To be done -
Omit every picture and output the rest of the records exactly as they are.

═══ Source data

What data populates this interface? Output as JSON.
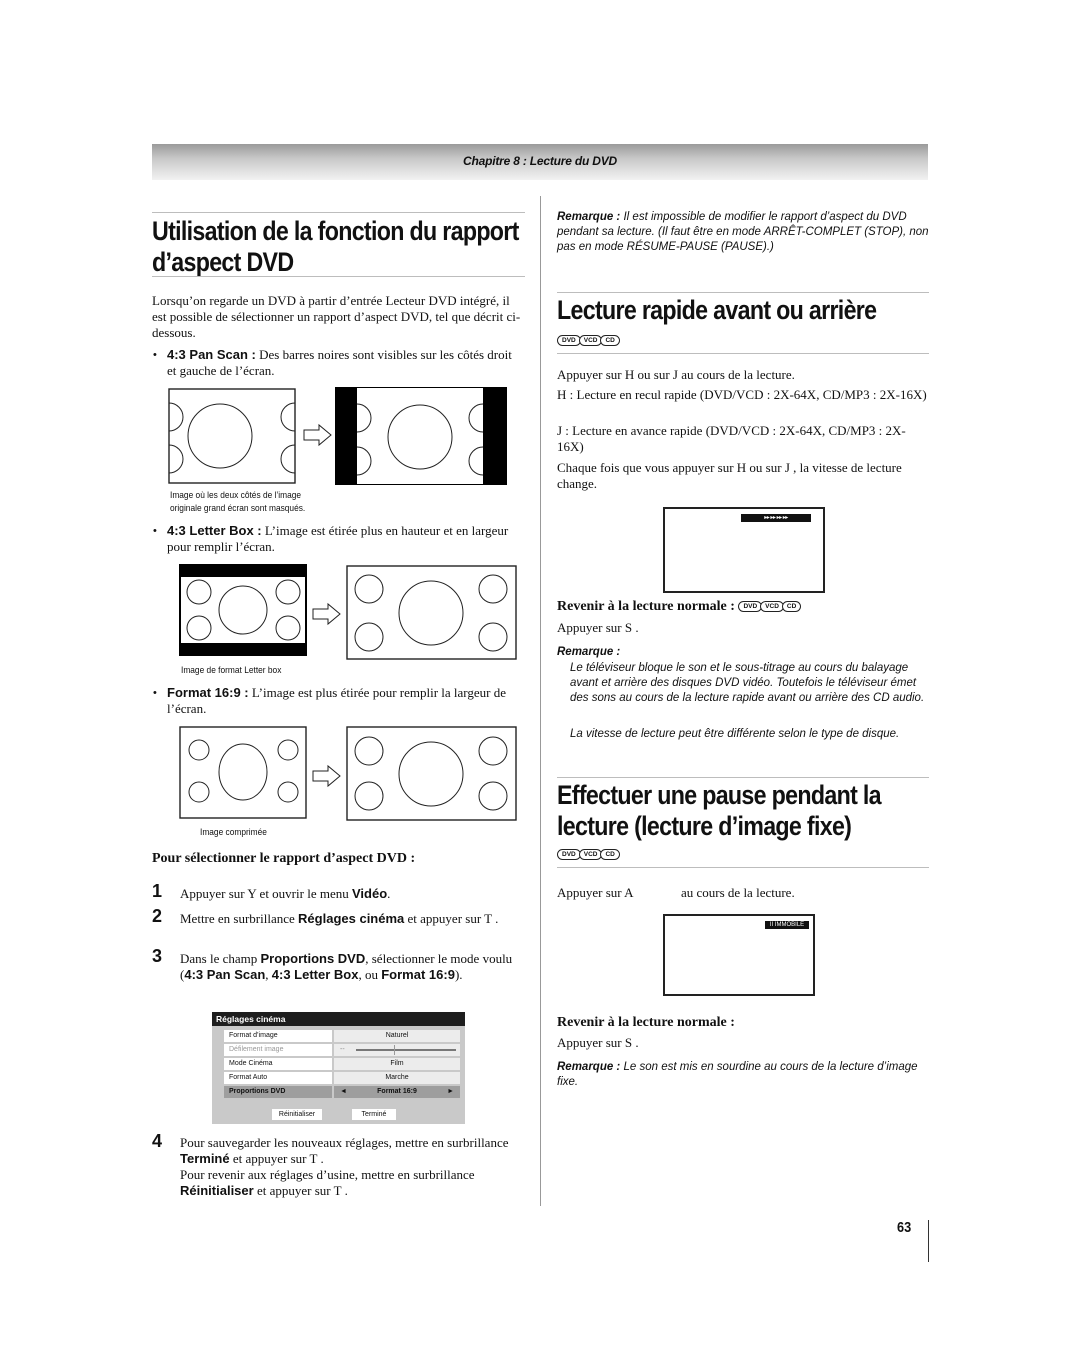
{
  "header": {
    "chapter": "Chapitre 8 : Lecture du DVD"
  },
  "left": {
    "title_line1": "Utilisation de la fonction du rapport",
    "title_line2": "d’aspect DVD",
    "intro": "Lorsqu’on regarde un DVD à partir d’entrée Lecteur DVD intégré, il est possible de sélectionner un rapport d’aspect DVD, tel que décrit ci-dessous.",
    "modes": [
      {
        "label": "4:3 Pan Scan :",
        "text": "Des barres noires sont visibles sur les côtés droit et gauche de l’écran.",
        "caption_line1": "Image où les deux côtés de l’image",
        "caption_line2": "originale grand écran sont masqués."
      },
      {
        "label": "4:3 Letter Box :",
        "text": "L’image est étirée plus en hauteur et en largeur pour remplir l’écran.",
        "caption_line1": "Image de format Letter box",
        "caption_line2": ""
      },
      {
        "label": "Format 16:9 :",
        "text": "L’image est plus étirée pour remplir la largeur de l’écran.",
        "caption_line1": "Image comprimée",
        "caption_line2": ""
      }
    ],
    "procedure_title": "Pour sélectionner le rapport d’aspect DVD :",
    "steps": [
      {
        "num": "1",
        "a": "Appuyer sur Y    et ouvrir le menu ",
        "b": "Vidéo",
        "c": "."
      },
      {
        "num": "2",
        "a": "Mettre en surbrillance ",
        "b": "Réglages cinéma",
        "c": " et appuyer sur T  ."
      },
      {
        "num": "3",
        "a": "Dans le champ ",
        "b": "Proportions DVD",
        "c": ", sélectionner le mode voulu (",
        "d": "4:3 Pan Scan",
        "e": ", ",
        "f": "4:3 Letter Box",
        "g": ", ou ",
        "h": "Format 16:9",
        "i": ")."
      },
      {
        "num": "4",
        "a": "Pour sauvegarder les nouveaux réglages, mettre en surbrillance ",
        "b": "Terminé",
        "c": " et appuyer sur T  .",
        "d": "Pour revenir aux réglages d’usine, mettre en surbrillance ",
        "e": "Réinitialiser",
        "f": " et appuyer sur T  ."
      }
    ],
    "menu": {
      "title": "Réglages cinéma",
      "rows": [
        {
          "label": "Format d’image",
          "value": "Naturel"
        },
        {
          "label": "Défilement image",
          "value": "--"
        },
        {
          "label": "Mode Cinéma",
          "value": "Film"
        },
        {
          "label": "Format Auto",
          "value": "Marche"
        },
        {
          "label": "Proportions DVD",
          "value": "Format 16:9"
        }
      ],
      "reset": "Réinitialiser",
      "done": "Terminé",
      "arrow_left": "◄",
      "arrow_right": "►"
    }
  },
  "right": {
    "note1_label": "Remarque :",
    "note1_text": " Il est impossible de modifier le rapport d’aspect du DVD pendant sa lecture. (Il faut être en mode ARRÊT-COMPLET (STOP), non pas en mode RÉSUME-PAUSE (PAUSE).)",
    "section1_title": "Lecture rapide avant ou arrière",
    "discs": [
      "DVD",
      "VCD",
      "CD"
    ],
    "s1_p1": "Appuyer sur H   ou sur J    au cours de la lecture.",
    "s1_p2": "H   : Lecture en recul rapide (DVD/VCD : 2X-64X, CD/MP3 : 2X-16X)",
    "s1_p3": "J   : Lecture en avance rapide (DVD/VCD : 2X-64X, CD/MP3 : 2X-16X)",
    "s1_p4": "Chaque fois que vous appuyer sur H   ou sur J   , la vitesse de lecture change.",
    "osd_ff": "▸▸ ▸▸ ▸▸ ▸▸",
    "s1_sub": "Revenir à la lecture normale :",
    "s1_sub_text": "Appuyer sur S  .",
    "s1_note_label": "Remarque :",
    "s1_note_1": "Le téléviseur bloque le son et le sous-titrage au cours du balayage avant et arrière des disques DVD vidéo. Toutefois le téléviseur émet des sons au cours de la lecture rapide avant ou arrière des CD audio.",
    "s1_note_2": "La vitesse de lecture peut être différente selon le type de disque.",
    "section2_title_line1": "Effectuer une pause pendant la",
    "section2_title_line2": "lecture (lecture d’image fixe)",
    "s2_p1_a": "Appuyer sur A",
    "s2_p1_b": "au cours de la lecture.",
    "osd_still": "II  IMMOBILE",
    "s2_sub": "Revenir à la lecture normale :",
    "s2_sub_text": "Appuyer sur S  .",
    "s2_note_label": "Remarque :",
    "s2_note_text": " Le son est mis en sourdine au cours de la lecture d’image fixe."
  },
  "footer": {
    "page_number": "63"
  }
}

══════

Written answer -
What data populates this interface? Output as JSON.
{
  "header": {
    "chapter": "Chapitre 8 : Lecture du DVD"
  },
  "left": {
    "title_line1": "Utilisation de la fonction du rapport",
    "title_line2": "d’aspect DVD",
    "intro": "Lorsqu’on regarde un DVD à partir d’entrée Lecteur DVD intégré, il est possible de sélectionner un rapport d’aspect DVD, tel que décrit ci-dessous.",
    "modes": [
      {
        "label": "4:3 Pan Scan :",
        "text": "Des barres noires sont visibles sur les côtés droit et gauche de l’écran.",
        "caption_line1": "Image où les deux côtés de l’image",
        "caption_line2": "originale grand écran sont masqués."
      },
      {
        "label": "4:3 Letter Box :",
        "text": "L’image est étirée plus en hauteur et en largeur pour remplir l’écran.",
        "caption_line1": "Image de format Letter box",
        "caption_line2": ""
      },
      {
        "label": "Format 16:9 :",
        "text": "L’image est plus étirée pour remplir la largeur de l’écran.",
        "caption_line1": "Image comprimée",
        "caption_line2": ""
      }
    ],
    "procedure_title": "Pour sélectionner le rapport d’aspect DVD :",
    "steps": [
      {
        "num": "1",
        "a": "Appuyer sur Y    et ouvrir le menu ",
        "b": "Vidéo",
        "c": "."
      },
      {
        "num": "2",
        "a": "Mettre en surbrillance ",
        "b": "Réglages cinéma",
        "c": " et appuyer sur T  ."
      },
      {
        "num": "3",
        "a": "Dans le champ ",
        "b": "Proportions DVD",
        "c": ", sélectionner le mode voulu (",
        "d": "4:3 Pan Scan",
        "e": ", ",
        "f": "4:3 Letter Box",
        "g": ", ou ",
        "h": "Format 16:9",
        "i": ")."
      },
      {
        "num": "4",
        "a": "Pour sauvegarder les nouveaux réglages, mettre en surbrillance ",
        "b": "Terminé",
        "c": " et appuyer sur T  .",
        "d": "Pour revenir aux réglages d’usine, mettre en surbrillance ",
        "e": "Réinitialiser",
        "f": " et appuyer sur T  ."
      }
    ],
    "menu": {
      "title": "Réglages cinéma",
      "rows": [
        {
          "label": "Format d’image",
          "value": "Naturel"
        },
        {
          "label": "Défilement image",
          "value": "--"
        },
        {
          "label": "Mode Cinéma",
          "value": "Film"
        },
        {
          "label": "Format Auto",
          "value": "Marche"
        },
        {
          "label": "Proportions DVD",
          "value": "Format 16:9"
        }
      ],
      "reset": "Réinitialiser",
      "done": "Terminé",
      "arrow_left": "◄",
      "arrow_right": "►"
    }
  },
  "right": {
    "note1_label": "Remarque :",
    "note1_text": " Il est impossible de modifier le rapport d’aspect du DVD pendant sa lecture. (Il faut être en mode ARRÊT-COMPLET (STOP), non pas en mode RÉSUME-PAUSE (PAUSE).)",
    "section1_title": "Lecture rapide avant ou arrière",
    "discs": [
      "DVD",
      "VCD",
      "CD"
    ],
    "s1_p1": "Appuyer sur H   ou sur J    au cours de la lecture.",
    "s1_p2": "H   : Lecture en recul rapide (DVD/VCD : 2X-64X, CD/MP3 : 2X-16X)",
    "s1_p3": "J   : Lecture en avance rapide (DVD/VCD : 2X-64X, CD/MP3 : 2X-16X)",
    "s1_p4": "Chaque fois que vous appuyer sur H   ou sur J   , la vitesse de lecture change.",
    "osd_ff": "▸▸ ▸▸ ▸▸ ▸▸",
    "s1_sub": "Revenir à la lecture normale :",
    "s1_sub_text": "Appuyer sur S  .",
    "s1_note_label": "Remarque :",
    "s1_note_1": "Le téléviseur bloque le son et le sous-titrage au cours du balayage avant et arrière des disques DVD vidéo. Toutefois le téléviseur émet des sons au cours de la lecture rapide avant ou arrière des CD audio.",
    "s1_note_2": "La vitesse de lecture peut être différente selon le type de disque.",
    "section2_title_line1": "Effectuer une pause pendant la",
    "section2_title_line2": "lecture (lecture d’image fixe)",
    "s2_p1_a": "Appuyer sur A",
    "s2_p1_b": "au cours de la lecture.",
    "osd_still": "II  IMMOBILE",
    "s2_sub": "Revenir à la lecture normale :",
    "s2_sub_text": "Appuyer sur S  .",
    "s2_note_label": "Remarque :",
    "s2_note_text": " Le son est mis en sourdine au cours de la lecture d’image fixe."
  },
  "footer": {
    "page_number": "63"
  }
}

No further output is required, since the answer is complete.